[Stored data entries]
-- START --

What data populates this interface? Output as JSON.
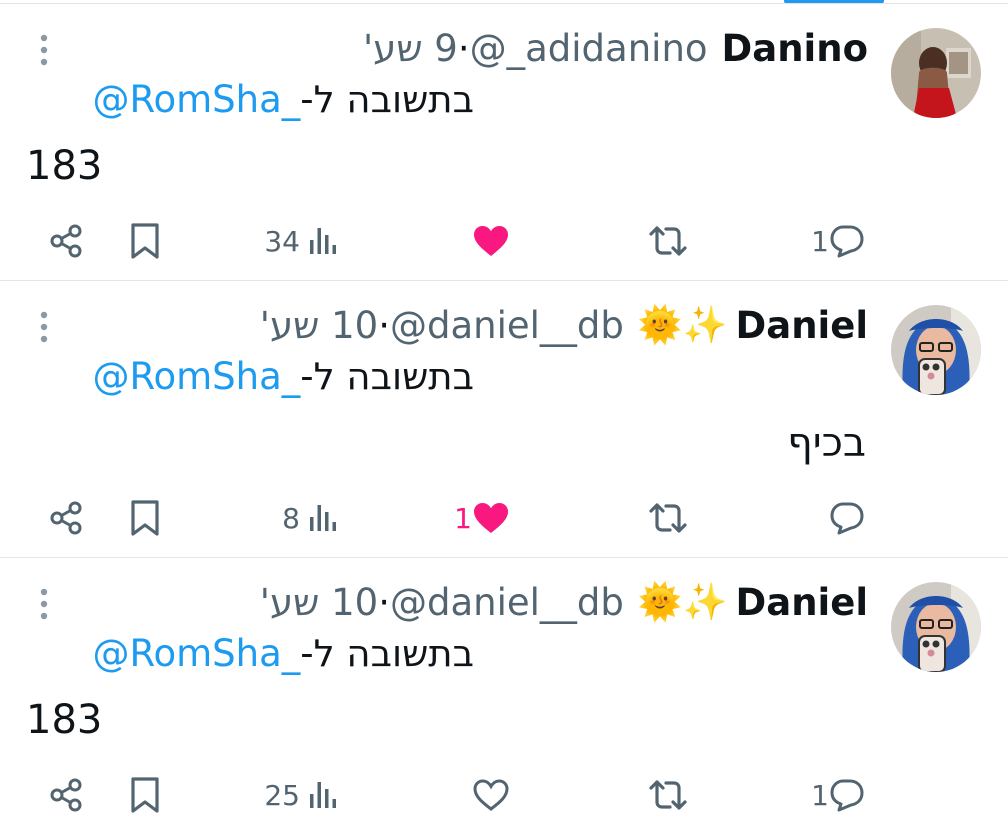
{
  "tweets": [
    {
      "name": "Danino",
      "emoji": "",
      "handle": "@_adidanino",
      "separator": "·",
      "time": "9 שע'",
      "reply_prefix": "בתשובה ל-",
      "reply_mention": "@RomSha_",
      "text": "183",
      "text_dir": "ltr",
      "views": "34",
      "likes": "",
      "liked": true,
      "retweets": "",
      "replies": "1",
      "avatar": "avatar-woman-red-dress"
    },
    {
      "name": "Daniel",
      "emoji": "🌞✨",
      "handle": "@daniel__db",
      "separator": "·",
      "time": "10 שע'",
      "reply_prefix": "בתשובה ל-",
      "reply_mention": "@RomSha_",
      "text": "בכיף",
      "text_dir": "rtl",
      "views": "8",
      "likes": "1",
      "liked": true,
      "retweets": "",
      "replies": "",
      "avatar": "avatar-blue-hair-selfie"
    },
    {
      "name": "Daniel",
      "emoji": "🌞✨",
      "handle": "@daniel__db",
      "separator": "·",
      "time": "10 שע'",
      "reply_prefix": "בתשובה ל-",
      "reply_mention": "@RomSha_",
      "text": "183",
      "text_dir": "ltr",
      "views": "25",
      "likes": "",
      "liked": false,
      "retweets": "",
      "replies": "1",
      "avatar": "avatar-blue-hair-selfie"
    }
  ],
  "colors": {
    "accent": "#1d9bf0",
    "like": "#f91880",
    "muted": "#536471",
    "text": "#0f1419"
  }
}
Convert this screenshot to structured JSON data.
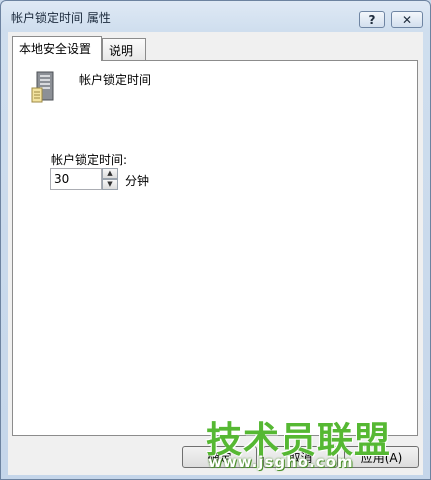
{
  "window": {
    "title": "帐户锁定时间 属性",
    "help_label": "?",
    "close_label": "✕"
  },
  "tabs": [
    {
      "label": "本地安全设置",
      "active": true
    },
    {
      "label": "说明",
      "active": false
    }
  ],
  "policy": {
    "icon": "server-icon",
    "title": "帐户锁定时间"
  },
  "field": {
    "label": "帐户锁定时间:",
    "value": "30",
    "unit": "分钟"
  },
  "buttons": {
    "ok": "确定",
    "cancel": "取消",
    "apply": "应用(A)"
  },
  "watermark": {
    "text": "技术员联盟",
    "url": "www.jsgho.com"
  }
}
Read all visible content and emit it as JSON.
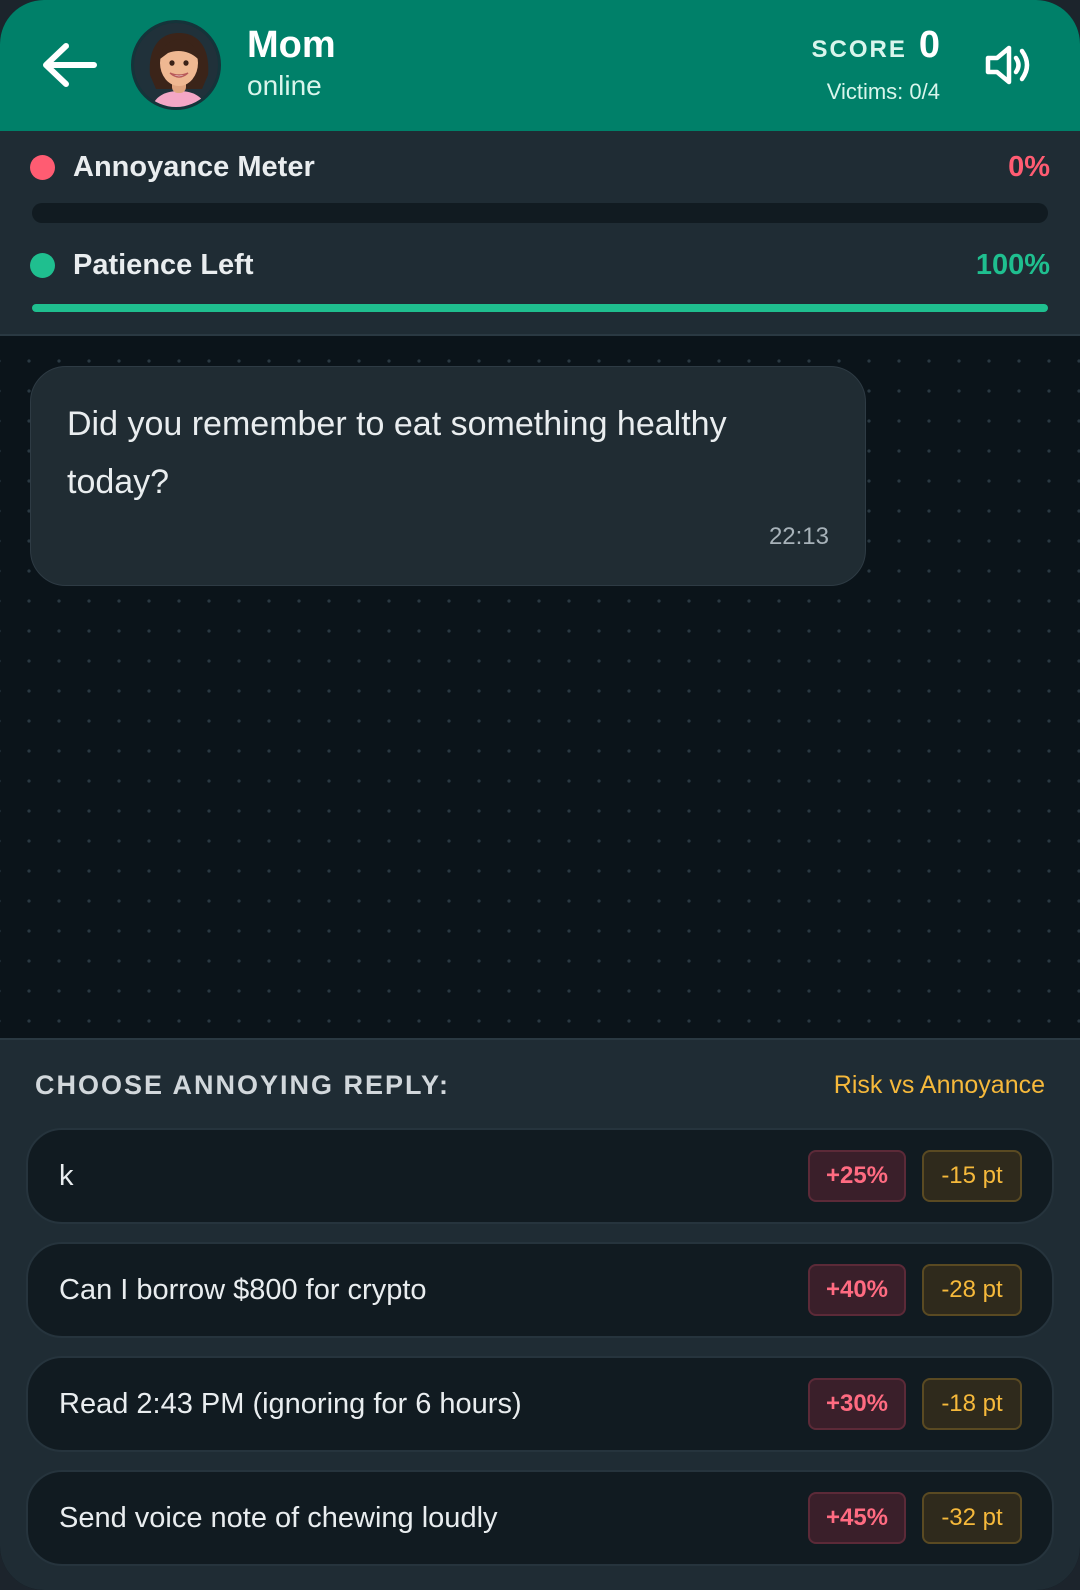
{
  "header": {
    "contact_name": "Mom",
    "contact_status": "online",
    "score_label": "SCORE",
    "score_value": "0",
    "victims": "Victims: 0/4",
    "icons": {
      "back": "arrow-left-icon",
      "sound": "speaker-icon"
    }
  },
  "meters": {
    "annoyance": {
      "label": "Annoyance Meter",
      "value": "0%",
      "level": 0,
      "color": "#ff5c72"
    },
    "patience": {
      "label": "Patience Left",
      "value": "100%",
      "level": 1.0,
      "color": "#1fbf8f"
    }
  },
  "chat": {
    "messages": [
      {
        "text": "Did you remember to eat something healthy today?",
        "time": "22:13"
      }
    ]
  },
  "replies": {
    "title": "CHOOSE ANNOYING REPLY:",
    "hint": "Risk vs Annoyance",
    "options": [
      {
        "text": "k",
        "risk": "+25%",
        "points": "-15 pt"
      },
      {
        "text": "Can I borrow $800 for crypto",
        "risk": "+40%",
        "points": "-28 pt"
      },
      {
        "text": "Read 2:43 PM (ignoring for 6 hours)",
        "risk": "+30%",
        "points": "-18 pt"
      },
      {
        "text": "Send voice note of chewing loudly",
        "risk": "+45%",
        "points": "-32 pt"
      }
    ]
  },
  "colors": {
    "header_bg": "#008069",
    "accent_red": "#ff5c72",
    "accent_green": "#1fbf8f",
    "accent_yellow": "#f6b93b"
  }
}
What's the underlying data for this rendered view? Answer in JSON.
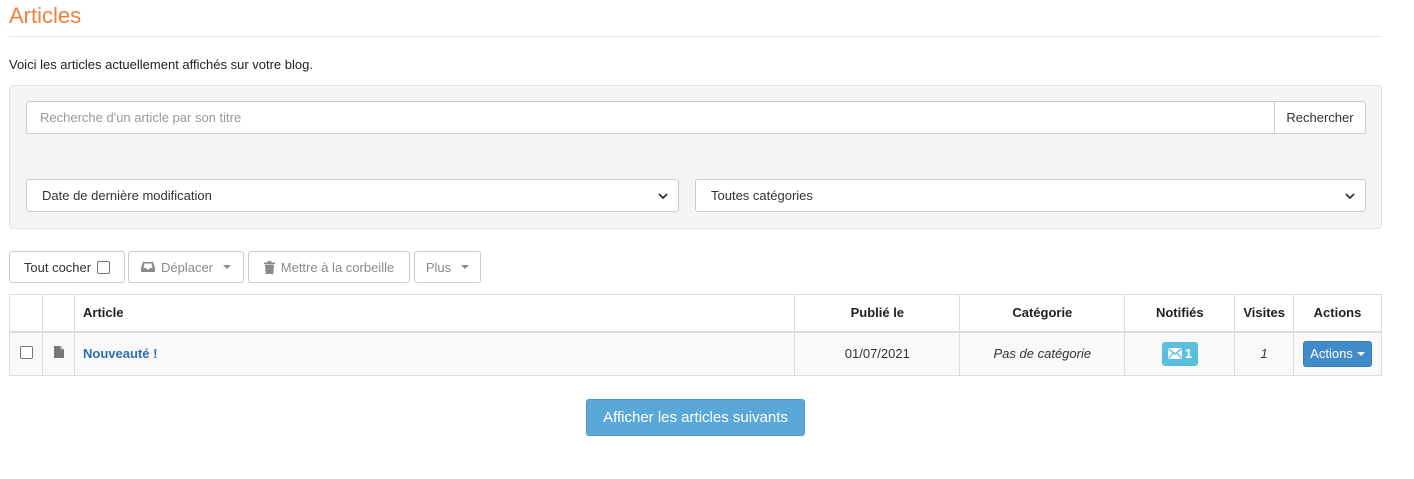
{
  "page": {
    "title": "Articles",
    "intro": "Voici les articles actuellement affichés sur votre blog."
  },
  "search": {
    "placeholder": "Recherche d'un article par son titre",
    "value": "",
    "button_label": "Rechercher"
  },
  "filters": {
    "sort_selected": "Date de dernière modification",
    "category_selected": "Toutes catégories"
  },
  "toolbar": {
    "check_all_label": "Tout cocher",
    "move_label": "Déplacer",
    "trash_label": "Mettre à la corbeille",
    "more_label": "Plus"
  },
  "table": {
    "headers": {
      "article": "Article",
      "published": "Publié le",
      "category": "Catégorie",
      "notified": "Notifiés",
      "visits": "Visites",
      "actions": "Actions"
    },
    "rows": [
      {
        "title": "Nouveauté !",
        "published": "01/07/2021",
        "category": "Pas de catégorie",
        "notified": "1",
        "visits": "1",
        "actions_label": "Actions"
      }
    ]
  },
  "load_more_label": "Afficher les articles suivants",
  "colors": {
    "title_orange": "#f0803c",
    "link_blue": "#2a6fb0",
    "info_badge": "#5bc0de",
    "primary_button": "#428bca",
    "load_more_button": "#5aa8d8"
  },
  "icons": {
    "move": "inbox-icon",
    "trash": "trash-icon",
    "row_type": "document-icon",
    "notified": "envelope-icon"
  }
}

-- END --

## [Task brief]
Going from the line with "What's the underlying" to the last line of the listing, write out each line exactly and nothing else. Leave out all pictures.

## [Exercise result]
What's the underlying data for this rendered view? Answer in JSON.
{
  "page": {
    "title": "Articles",
    "intro": "Voici les articles actuellement affichés sur votre blog."
  },
  "search": {
    "placeholder": "Recherche d'un article par son titre",
    "value": "",
    "button_label": "Rechercher"
  },
  "filters": {
    "sort_selected": "Date de dernière modification",
    "category_selected": "Toutes catégories"
  },
  "toolbar": {
    "check_all_label": "Tout cocher",
    "move_label": "Déplacer",
    "trash_label": "Mettre à la corbeille",
    "more_label": "Plus"
  },
  "table": {
    "headers": {
      "article": "Article",
      "published": "Publié le",
      "category": "Catégorie",
      "notified": "Notifiés",
      "visits": "Visites",
      "actions": "Actions"
    },
    "rows": [
      {
        "title": "Nouveauté !",
        "published": "01/07/2021",
        "category": "Pas de catégorie",
        "notified": "1",
        "visits": "1",
        "actions_label": "Actions"
      }
    ]
  },
  "load_more_label": "Afficher les articles suivants",
  "colors": {
    "title_orange": "#f0803c",
    "link_blue": "#2a6fb0",
    "info_badge": "#5bc0de",
    "primary_button": "#428bca",
    "load_more_button": "#5aa8d8"
  },
  "icons": {
    "move": "inbox-icon",
    "trash": "trash-icon",
    "row_type": "document-icon",
    "notified": "envelope-icon"
  }
}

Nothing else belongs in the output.